Written instruction. Give the data a second time, exactly and in full.

Listing.
+++

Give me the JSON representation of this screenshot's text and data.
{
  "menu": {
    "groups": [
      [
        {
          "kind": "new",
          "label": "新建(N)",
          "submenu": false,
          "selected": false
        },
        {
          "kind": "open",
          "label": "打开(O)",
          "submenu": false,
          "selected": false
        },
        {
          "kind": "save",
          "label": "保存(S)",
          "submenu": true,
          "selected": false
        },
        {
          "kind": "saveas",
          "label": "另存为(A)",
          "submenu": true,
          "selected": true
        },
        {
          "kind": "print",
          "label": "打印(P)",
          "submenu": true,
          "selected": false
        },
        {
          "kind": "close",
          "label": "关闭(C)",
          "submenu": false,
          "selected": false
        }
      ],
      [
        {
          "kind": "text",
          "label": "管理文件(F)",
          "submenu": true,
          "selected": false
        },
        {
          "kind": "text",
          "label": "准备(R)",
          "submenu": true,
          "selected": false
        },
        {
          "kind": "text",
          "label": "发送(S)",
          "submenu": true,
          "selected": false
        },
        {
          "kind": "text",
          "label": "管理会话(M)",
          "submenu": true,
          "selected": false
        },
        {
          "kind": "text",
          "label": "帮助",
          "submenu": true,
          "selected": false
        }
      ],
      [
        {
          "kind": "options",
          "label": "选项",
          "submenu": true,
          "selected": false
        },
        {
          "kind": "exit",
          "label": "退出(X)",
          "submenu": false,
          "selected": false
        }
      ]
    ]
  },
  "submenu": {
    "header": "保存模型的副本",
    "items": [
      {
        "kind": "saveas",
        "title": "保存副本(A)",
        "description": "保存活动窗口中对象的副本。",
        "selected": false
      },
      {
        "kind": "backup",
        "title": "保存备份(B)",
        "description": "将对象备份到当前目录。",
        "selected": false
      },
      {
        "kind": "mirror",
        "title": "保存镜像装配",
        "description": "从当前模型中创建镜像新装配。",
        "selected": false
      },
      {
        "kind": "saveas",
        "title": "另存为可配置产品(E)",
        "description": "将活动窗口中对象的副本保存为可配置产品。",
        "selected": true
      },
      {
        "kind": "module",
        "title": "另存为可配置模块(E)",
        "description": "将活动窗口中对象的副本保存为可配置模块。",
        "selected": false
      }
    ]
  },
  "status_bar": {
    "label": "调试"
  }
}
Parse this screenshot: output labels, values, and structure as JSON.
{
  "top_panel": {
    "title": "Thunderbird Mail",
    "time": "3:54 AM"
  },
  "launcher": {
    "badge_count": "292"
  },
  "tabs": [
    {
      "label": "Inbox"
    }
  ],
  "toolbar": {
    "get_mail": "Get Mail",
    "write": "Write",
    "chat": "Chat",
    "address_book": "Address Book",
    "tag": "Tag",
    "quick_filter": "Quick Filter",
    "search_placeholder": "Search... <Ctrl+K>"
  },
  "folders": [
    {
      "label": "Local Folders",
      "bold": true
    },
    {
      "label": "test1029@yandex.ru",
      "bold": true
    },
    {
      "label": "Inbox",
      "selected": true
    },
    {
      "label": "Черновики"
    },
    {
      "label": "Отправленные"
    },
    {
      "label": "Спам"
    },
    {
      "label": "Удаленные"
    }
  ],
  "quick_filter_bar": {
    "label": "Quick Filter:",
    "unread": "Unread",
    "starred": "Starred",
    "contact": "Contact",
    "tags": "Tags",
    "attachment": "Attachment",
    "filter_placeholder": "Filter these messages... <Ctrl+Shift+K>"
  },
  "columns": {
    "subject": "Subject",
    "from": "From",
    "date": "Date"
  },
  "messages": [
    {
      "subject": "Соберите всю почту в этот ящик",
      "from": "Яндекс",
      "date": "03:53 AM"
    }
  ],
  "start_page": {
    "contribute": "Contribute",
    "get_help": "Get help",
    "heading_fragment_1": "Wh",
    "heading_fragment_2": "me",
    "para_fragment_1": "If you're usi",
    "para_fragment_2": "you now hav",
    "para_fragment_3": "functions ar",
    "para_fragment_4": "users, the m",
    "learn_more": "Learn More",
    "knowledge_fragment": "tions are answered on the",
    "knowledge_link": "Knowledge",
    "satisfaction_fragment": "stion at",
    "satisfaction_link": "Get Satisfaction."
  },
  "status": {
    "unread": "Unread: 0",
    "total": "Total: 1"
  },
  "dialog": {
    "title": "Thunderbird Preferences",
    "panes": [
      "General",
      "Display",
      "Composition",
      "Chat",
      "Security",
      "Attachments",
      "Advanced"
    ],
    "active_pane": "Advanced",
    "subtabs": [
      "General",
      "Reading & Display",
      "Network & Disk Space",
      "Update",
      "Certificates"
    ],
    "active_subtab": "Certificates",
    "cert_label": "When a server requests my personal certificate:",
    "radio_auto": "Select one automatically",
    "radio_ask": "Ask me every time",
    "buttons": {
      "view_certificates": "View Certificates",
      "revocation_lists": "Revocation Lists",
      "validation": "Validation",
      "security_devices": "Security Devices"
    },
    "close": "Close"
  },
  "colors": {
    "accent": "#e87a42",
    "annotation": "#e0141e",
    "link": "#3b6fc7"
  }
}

+++

Exercise response.
Give me the JSON representation of this screenshot's text and data.
{
  "menu": {
    "groups": [
      [
        {
          "kind": "new",
          "label": "新建(N)",
          "submenu": false,
          "selected": false
        },
        {
          "kind": "open",
          "label": "打开(O)",
          "submenu": false,
          "selected": false
        },
        {
          "kind": "save",
          "label": "保存(S)",
          "submenu": true,
          "selected": false
        },
        {
          "kind": "saveas",
          "label": "另存为(A)",
          "submenu": true,
          "selected": true
        },
        {
          "kind": "print",
          "label": "打印(P)",
          "submenu": true,
          "selected": false
        },
        {
          "kind": "close",
          "label": "关闭(C)",
          "submenu": false,
          "selected": false
        }
      ],
      [
        {
          "kind": "text",
          "label": "管理文件(F)",
          "submenu": true,
          "selected": false
        },
        {
          "kind": "text",
          "label": "准备(R)",
          "submenu": true,
          "selected": false
        },
        {
          "kind": "text",
          "label": "发送(S)",
          "submenu": true,
          "selected": false
        },
        {
          "kind": "text",
          "label": "管理会话(M)",
          "submenu": true,
          "selected": false
        },
        {
          "kind": "text",
          "label": "帮助",
          "submenu": true,
          "selected": false
        }
      ],
      [
        {
          "kind": "options",
          "label": "选项",
          "submenu": true,
          "selected": false
        },
        {
          "kind": "exit",
          "label": "退出(X)",
          "submenu": false,
          "selected": false
        }
      ]
    ]
  },
  "submenu": {
    "header": "保存模型的副本",
    "items": [
      {
        "kind": "saveas",
        "title": "保存副本(A)",
        "description": "保存活动窗口中对象的副本。",
        "selected": false
      },
      {
        "kind": "backup",
        "title": "保存备份(B)",
        "description": "将对象备份到当前目录。",
        "selected": false
      },
      {
        "kind": "mirror",
        "title": "保存镜像装配",
        "description": "从当前模型中创建镜像新装配。",
        "selected": false
      },
      {
        "kind": "saveas",
        "title": "另存为可配置产品(E)",
        "description": "将活动窗口中对象的副本保存为可配置产品。",
        "selected": true
      },
      {
        "kind": "module",
        "title": "另存为可配置模块(E)",
        "description": "将活动窗口中对象的副本保存为可配置模块。",
        "selected": false
      }
    ]
  },
  "status_bar": {
    "label": "调试"
  }
}
Parse this screenshot: output labels, values, and structure as JSON.
{
  "top_panel": {
    "title": "Thunderbird Mail",
    "time": "3:54 AM"
  },
  "launcher": {
    "badge_count": "292"
  },
  "tabs": [
    {
      "label": "Inbox"
    }
  ],
  "toolbar": {
    "get_mail": "Get Mail",
    "write": "Write",
    "chat": "Chat",
    "address_book": "Address Book",
    "tag": "Tag",
    "quick_filter": "Quick Filter",
    "search_placeholder": "Search... <Ctrl+K>"
  },
  "folders": [
    {
      "label": "Local Folders",
      "bold": true
    },
    {
      "label": "test1029@yandex.ru",
      "bold": true
    },
    {
      "label": "Inbox",
      "selected": true
    },
    {
      "label": "Черновики"
    },
    {
      "label": "Отправленные"
    },
    {
      "label": "Спам"
    },
    {
      "label": "Удаленные"
    }
  ],
  "quick_filter_bar": {
    "label": "Quick Filter:",
    "unread": "Unread",
    "starred": "Starred",
    "contact": "Contact",
    "tags": "Tags",
    "attachment": "Attachment",
    "filter_placeholder": "Filter these messages... <Ctrl+Shift+K>"
  },
  "columns": {
    "subject": "Subject",
    "from": "From",
    "date": "Date"
  },
  "messages": [
    {
      "subject": "Соберите всю почту в этот ящик",
      "from": "Яндекс",
      "date": "03:53 AM"
    }
  ],
  "start_page": {
    "contribute": "Contribute",
    "get_help": "Get help",
    "heading_fragment_1": "Wh",
    "heading_fragment_2": "me",
    "para_fragment_1": "If you're usi",
    "para_fragment_2": "you now hav",
    "para_fragment_3": "functions ar",
    "para_fragment_4": "users, the m",
    "learn_more": "Learn More",
    "knowledge_fragment": "tions are answered on the",
    "knowledge_link": "Knowledge",
    "satisfaction_fragment": "stion at",
    "satisfaction_link": "Get Satisfaction."
  },
  "status": {
    "unread": "Unread: 0",
    "total": "Total: 1"
  },
  "dialog": {
    "title": "Thunderbird Preferences",
    "panes": [
      "General",
      "Display",
      "Composition",
      "Chat",
      "Security",
      "Attachments",
      "Advanced"
    ],
    "active_pane": "Advanced",
    "subtabs": [
      "General",
      "Reading & Display",
      "Network & Disk Space",
      "Update",
      "Certificates"
    ],
    "active_subtab": "Certificates",
    "cert_label": "When a server requests my personal certificate:",
    "radio_auto": "Select one automatically",
    "radio_ask": "Ask me every time",
    "buttons": {
      "view_certificates": "View Certificates",
      "revocation_lists": "Revocation Lists",
      "validation": "Validation",
      "security_devices": "Security Devices"
    },
    "close": "Close"
  },
  "colors": {
    "accent": "#e87a42",
    "annotation": "#e0141e",
    "link": "#3b6fc7"
  }
}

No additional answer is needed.